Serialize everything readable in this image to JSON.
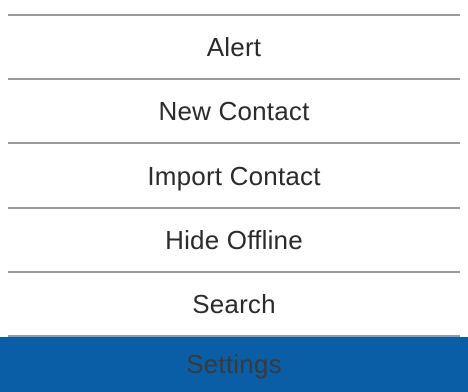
{
  "menu": {
    "items": [
      {
        "label": "Alert"
      },
      {
        "label": "New Contact"
      },
      {
        "label": "Import Contact"
      },
      {
        "label": "Hide Offline"
      },
      {
        "label": "Search"
      },
      {
        "label": "Settings",
        "selected": true
      }
    ]
  },
  "colors": {
    "selected_background": "#0a5ea5",
    "divider": "#9a9a9a",
    "text": "#2b2b2b"
  }
}
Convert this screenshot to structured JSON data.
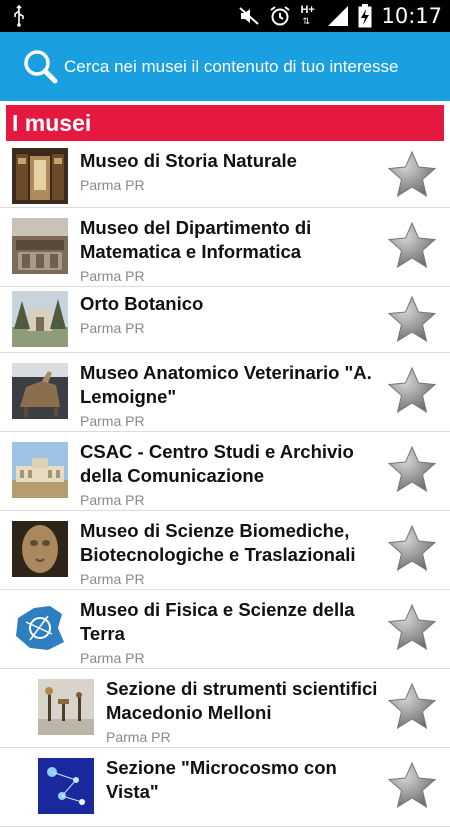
{
  "status_bar": {
    "time": "10:17",
    "network": "H+"
  },
  "search": {
    "text": "Cerca nei musei il contenuto di tuo interesse"
  },
  "section": {
    "title": "I musei"
  },
  "items": [
    {
      "title": "Museo di Storia Naturale",
      "subtitle": "Parma PR"
    },
    {
      "title": "Museo del Dipartimento di Matematica e Informatica",
      "subtitle": "Parma PR"
    },
    {
      "title": "Orto Botanico",
      "subtitle": "Parma PR"
    },
    {
      "title": "Museo Anatomico Veterinario \"A. Lemoigne\"",
      "subtitle": "Parma PR"
    },
    {
      "title": "CSAC - Centro Studi e Archivio della Comunicazione",
      "subtitle": "Parma PR"
    },
    {
      "title": "Museo di Scienze Biomediche, Biotecnologiche e Traslazionali",
      "subtitle": "Parma PR"
    },
    {
      "title": "Museo di Fisica e Scienze della Terra",
      "subtitle": "Parma PR"
    },
    {
      "title": "Sezione di strumenti scientifici Macedonio Melloni",
      "subtitle": "Parma PR"
    },
    {
      "title": "Sezione \"Microcosmo con Vista\"",
      "subtitle": ""
    }
  ],
  "colors": {
    "accent_blue": "#1a9fe0",
    "section_red": "#e5193f",
    "star_gray": "#8c8c8c"
  }
}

━━━━━━━━━━

> [DO THIS]: Leave out the pictures and transcribe the entries above exactly.

> [SOLUTION FOR THIS EXERCISE]:
Serialize everything readable in this image to JSON.
{
  "menu": {
    "items": [
      {
        "label": "Alert"
      },
      {
        "label": "New Contact"
      },
      {
        "label": "Import Contact"
      },
      {
        "label": "Hide Offline"
      },
      {
        "label": "Search"
      },
      {
        "label": "Settings",
        "selected": true
      }
    ]
  },
  "colors": {
    "selected_background": "#0a5ea5",
    "divider": "#9a9a9a",
    "text": "#2b2b2b"
  }
}
Convert this screenshot to structured JSON data.
{
  "status_bar": {
    "time": "10:17",
    "network": "H+"
  },
  "search": {
    "text": "Cerca nei musei il contenuto di tuo interesse"
  },
  "section": {
    "title": "I musei"
  },
  "items": [
    {
      "title": "Museo di Storia Naturale",
      "subtitle": "Parma PR"
    },
    {
      "title": "Museo del Dipartimento di Matematica e Informatica",
      "subtitle": "Parma PR"
    },
    {
      "title": "Orto Botanico",
      "subtitle": "Parma PR"
    },
    {
      "title": "Museo Anatomico Veterinario \"A. Lemoigne\"",
      "subtitle": "Parma PR"
    },
    {
      "title": "CSAC - Centro Studi e Archivio della Comunicazione",
      "subtitle": "Parma PR"
    },
    {
      "title": "Museo di Scienze Biomediche, Biotecnologiche e Traslazionali",
      "subtitle": "Parma PR"
    },
    {
      "title": "Museo di Fisica e Scienze della Terra",
      "subtitle": "Parma PR"
    },
    {
      "title": "Sezione di strumenti scientifici Macedonio Melloni",
      "subtitle": "Parma PR"
    },
    {
      "title": "Sezione \"Microcosmo con Vista\"",
      "subtitle": ""
    }
  ],
  "colors": {
    "accent_blue": "#1a9fe0",
    "section_red": "#e5193f",
    "star_gray": "#8c8c8c"
  }
}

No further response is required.